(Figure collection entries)
---

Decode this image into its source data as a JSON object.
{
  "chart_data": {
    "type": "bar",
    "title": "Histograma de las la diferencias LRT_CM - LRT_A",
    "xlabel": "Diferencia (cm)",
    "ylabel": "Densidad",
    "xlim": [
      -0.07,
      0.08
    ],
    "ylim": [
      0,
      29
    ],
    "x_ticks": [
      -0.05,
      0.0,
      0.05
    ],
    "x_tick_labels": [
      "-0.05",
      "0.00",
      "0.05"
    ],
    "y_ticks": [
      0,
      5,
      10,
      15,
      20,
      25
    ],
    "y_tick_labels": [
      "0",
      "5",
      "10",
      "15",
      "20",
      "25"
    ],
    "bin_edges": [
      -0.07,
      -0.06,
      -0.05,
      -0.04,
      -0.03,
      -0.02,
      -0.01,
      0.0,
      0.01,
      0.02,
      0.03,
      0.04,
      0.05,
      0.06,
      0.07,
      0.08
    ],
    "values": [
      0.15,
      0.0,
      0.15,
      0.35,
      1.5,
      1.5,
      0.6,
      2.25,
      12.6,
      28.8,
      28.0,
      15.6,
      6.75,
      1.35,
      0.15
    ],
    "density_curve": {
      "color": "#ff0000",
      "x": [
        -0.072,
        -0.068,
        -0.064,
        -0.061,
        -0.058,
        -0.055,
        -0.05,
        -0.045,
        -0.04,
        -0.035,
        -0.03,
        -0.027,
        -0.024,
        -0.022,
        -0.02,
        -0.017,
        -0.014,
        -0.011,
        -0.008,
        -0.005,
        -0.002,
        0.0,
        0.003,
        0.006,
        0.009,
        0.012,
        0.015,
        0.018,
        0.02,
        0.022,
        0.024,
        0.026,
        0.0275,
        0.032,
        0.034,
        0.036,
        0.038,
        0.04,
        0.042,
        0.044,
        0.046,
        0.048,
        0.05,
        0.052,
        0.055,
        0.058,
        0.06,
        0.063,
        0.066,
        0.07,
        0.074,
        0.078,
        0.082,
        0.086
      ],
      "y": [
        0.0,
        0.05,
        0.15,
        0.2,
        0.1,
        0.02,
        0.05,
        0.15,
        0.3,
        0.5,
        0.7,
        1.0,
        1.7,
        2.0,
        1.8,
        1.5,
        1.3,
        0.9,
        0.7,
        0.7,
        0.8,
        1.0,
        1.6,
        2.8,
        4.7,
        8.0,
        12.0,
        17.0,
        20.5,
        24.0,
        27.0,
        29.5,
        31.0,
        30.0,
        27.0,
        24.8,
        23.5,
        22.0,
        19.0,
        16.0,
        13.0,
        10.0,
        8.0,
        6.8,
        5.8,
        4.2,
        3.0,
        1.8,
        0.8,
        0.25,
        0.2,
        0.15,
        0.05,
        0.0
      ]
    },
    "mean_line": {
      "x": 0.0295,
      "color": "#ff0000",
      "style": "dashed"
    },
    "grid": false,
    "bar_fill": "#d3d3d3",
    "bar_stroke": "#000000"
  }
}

---

Directive: Nothing should be left out: return all of the records exactly.

Completed exercise:
Decode this image into its source data as a JSON object.
{
  "chart_data": {
    "type": "bar",
    "title": "Histograma de las la diferencias LRT_CM - LRT_A",
    "xlabel": "Diferencia (cm)",
    "ylabel": "Densidad",
    "xlim": [
      -0.07,
      0.08
    ],
    "ylim": [
      0,
      29
    ],
    "x_ticks": [
      -0.05,
      0.0,
      0.05
    ],
    "x_tick_labels": [
      "-0.05",
      "0.00",
      "0.05"
    ],
    "y_ticks": [
      0,
      5,
      10,
      15,
      20,
      25
    ],
    "y_tick_labels": [
      "0",
      "5",
      "10",
      "15",
      "20",
      "25"
    ],
    "bin_edges": [
      -0.07,
      -0.06,
      -0.05,
      -0.04,
      -0.03,
      -0.02,
      -0.01,
      0.0,
      0.01,
      0.02,
      0.03,
      0.04,
      0.05,
      0.06,
      0.07,
      0.08
    ],
    "values": [
      0.15,
      0.0,
      0.15,
      0.35,
      1.5,
      1.5,
      0.6,
      2.25,
      12.6,
      28.8,
      28.0,
      15.6,
      6.75,
      1.35,
      0.15
    ],
    "density_curve": {
      "color": "#ff0000",
      "x": [
        -0.072,
        -0.068,
        -0.064,
        -0.061,
        -0.058,
        -0.055,
        -0.05,
        -0.045,
        -0.04,
        -0.035,
        -0.03,
        -0.027,
        -0.024,
        -0.022,
        -0.02,
        -0.017,
        -0.014,
        -0.011,
        -0.008,
        -0.005,
        -0.002,
        0.0,
        0.003,
        0.006,
        0.009,
        0.012,
        0.015,
        0.018,
        0.02,
        0.022,
        0.024,
        0.026,
        0.0275,
        0.032,
        0.034,
        0.036,
        0.038,
        0.04,
        0.042,
        0.044,
        0.046,
        0.048,
        0.05,
        0.052,
        0.055,
        0.058,
        0.06,
        0.063,
        0.066,
        0.07,
        0.074,
        0.078,
        0.082,
        0.086
      ],
      "y": [
        0.0,
        0.05,
        0.15,
        0.2,
        0.1,
        0.02,
        0.05,
        0.15,
        0.3,
        0.5,
        0.7,
        1.0,
        1.7,
        2.0,
        1.8,
        1.5,
        1.3,
        0.9,
        0.7,
        0.7,
        0.8,
        1.0,
        1.6,
        2.8,
        4.7,
        8.0,
        12.0,
        17.0,
        20.5,
        24.0,
        27.0,
        29.5,
        31.0,
        30.0,
        27.0,
        24.8,
        23.5,
        22.0,
        19.0,
        16.0,
        13.0,
        10.0,
        8.0,
        6.8,
        5.8,
        4.2,
        3.0,
        1.8,
        0.8,
        0.25,
        0.2,
        0.15,
        0.05,
        0.0
      ]
    },
    "mean_line": {
      "x": 0.0295,
      "color": "#ff0000",
      "style": "dashed"
    },
    "grid": false,
    "bar_fill": "#d3d3d3",
    "bar_stroke": "#000000"
  }
}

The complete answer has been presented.